State how many lines of the entries hold the string "this", and nothing more.

[Collected data]
################
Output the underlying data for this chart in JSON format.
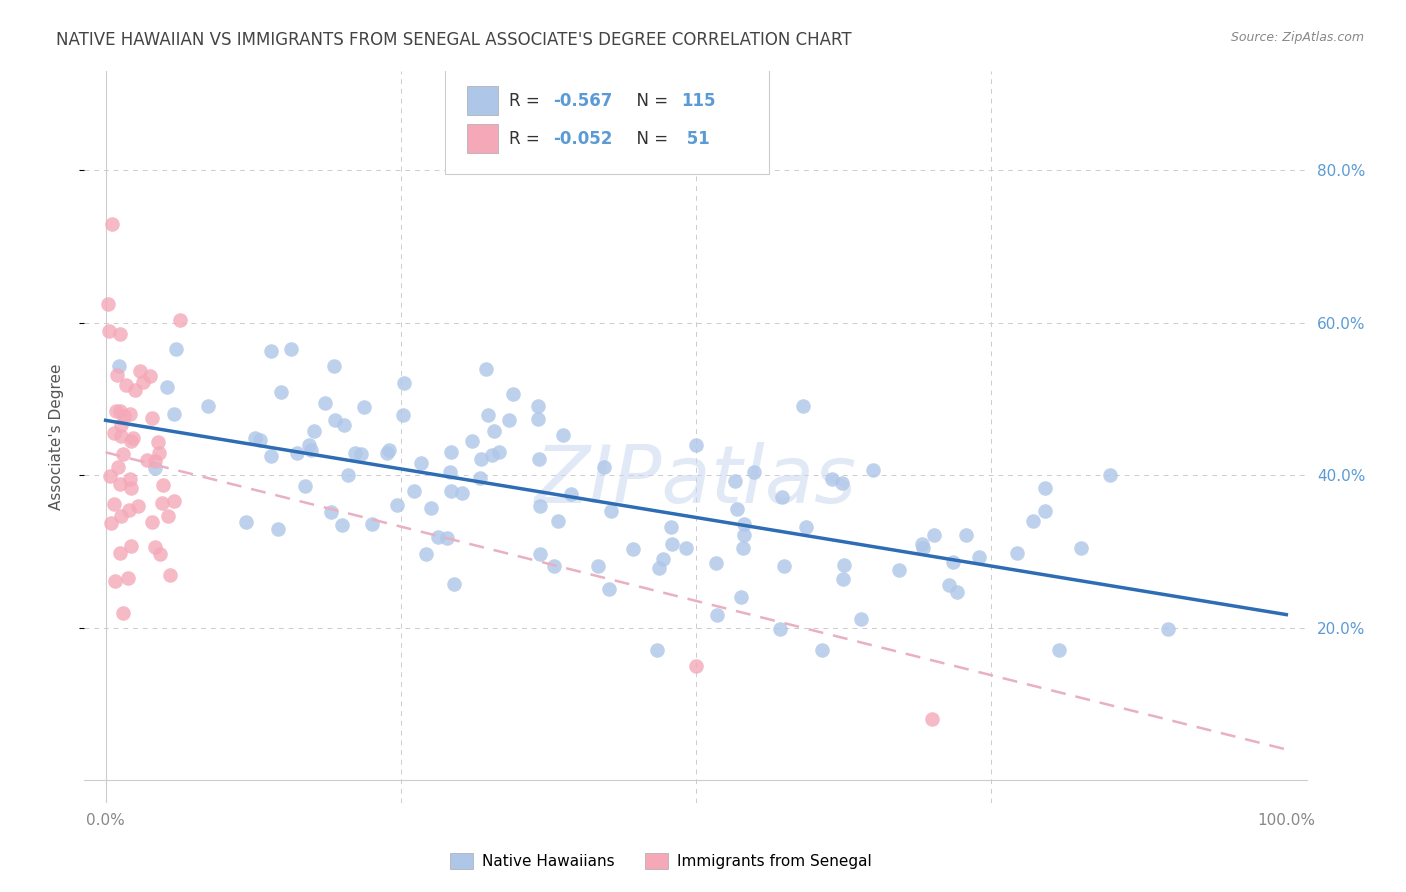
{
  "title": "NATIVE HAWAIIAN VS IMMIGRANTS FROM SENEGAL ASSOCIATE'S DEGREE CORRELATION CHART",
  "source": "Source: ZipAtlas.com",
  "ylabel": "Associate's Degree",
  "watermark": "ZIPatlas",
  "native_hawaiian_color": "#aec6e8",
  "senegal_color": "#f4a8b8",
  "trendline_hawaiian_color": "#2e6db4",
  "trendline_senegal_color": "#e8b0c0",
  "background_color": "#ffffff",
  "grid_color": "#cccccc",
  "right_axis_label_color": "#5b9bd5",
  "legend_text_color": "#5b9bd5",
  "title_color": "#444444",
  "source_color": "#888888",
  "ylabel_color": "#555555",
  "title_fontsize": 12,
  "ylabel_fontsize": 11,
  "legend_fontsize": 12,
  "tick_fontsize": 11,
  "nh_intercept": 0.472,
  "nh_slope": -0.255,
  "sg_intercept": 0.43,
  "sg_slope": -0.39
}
################
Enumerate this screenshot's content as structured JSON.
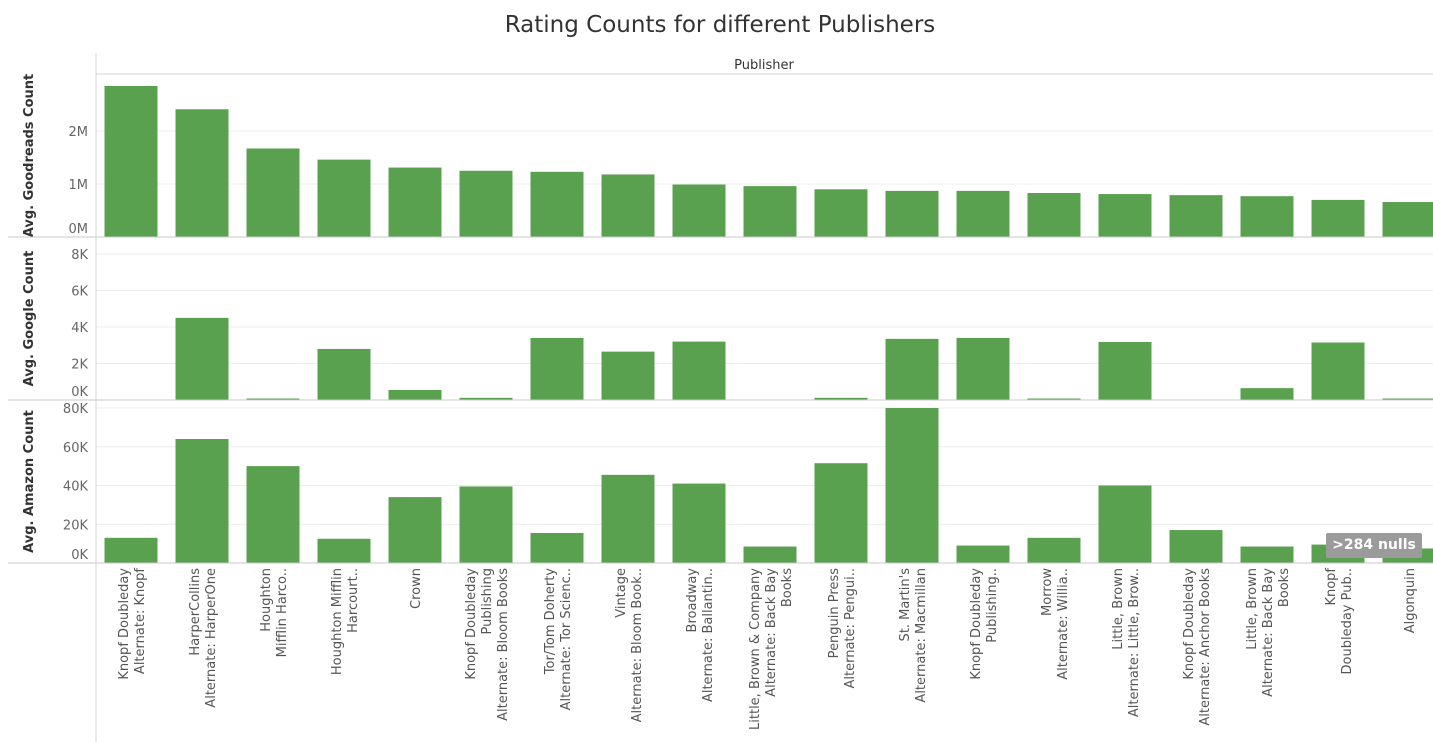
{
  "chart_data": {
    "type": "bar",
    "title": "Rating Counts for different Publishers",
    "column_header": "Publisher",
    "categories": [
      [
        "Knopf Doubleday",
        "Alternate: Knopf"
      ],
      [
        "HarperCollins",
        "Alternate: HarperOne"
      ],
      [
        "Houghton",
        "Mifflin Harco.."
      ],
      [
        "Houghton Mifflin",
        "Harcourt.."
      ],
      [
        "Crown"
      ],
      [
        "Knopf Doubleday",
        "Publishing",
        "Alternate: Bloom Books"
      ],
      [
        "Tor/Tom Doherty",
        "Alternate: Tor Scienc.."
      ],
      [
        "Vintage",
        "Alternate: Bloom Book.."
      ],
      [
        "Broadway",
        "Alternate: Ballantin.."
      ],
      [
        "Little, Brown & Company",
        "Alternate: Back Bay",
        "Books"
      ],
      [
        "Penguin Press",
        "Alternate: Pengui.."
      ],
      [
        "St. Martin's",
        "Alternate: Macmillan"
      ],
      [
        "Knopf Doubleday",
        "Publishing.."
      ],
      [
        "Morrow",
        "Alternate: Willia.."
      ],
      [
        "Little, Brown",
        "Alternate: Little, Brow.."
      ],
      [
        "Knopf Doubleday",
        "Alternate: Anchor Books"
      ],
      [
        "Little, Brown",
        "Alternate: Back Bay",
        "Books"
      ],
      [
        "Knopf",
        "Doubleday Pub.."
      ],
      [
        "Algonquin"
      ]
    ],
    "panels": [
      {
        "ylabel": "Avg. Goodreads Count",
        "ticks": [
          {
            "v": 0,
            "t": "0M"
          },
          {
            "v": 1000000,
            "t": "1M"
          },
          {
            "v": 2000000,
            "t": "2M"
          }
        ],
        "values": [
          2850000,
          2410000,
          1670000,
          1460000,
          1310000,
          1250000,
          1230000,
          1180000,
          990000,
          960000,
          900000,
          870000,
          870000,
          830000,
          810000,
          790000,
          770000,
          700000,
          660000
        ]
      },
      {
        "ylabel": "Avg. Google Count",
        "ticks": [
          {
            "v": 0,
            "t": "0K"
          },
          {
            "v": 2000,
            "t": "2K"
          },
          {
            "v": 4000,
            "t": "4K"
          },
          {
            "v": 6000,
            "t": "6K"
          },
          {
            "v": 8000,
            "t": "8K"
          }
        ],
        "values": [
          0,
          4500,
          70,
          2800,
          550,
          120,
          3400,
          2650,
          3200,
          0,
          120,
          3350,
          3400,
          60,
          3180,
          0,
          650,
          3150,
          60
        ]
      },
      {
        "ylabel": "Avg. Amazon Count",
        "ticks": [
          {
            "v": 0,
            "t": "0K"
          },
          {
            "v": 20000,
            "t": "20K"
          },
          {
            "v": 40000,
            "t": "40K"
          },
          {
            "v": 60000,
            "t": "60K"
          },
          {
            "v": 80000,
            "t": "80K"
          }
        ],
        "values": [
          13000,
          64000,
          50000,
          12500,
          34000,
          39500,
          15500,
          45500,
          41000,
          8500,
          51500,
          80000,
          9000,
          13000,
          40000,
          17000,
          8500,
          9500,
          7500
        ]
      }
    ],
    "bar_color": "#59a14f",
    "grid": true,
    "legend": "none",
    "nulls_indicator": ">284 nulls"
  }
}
################
#### FINAL RESULT:
2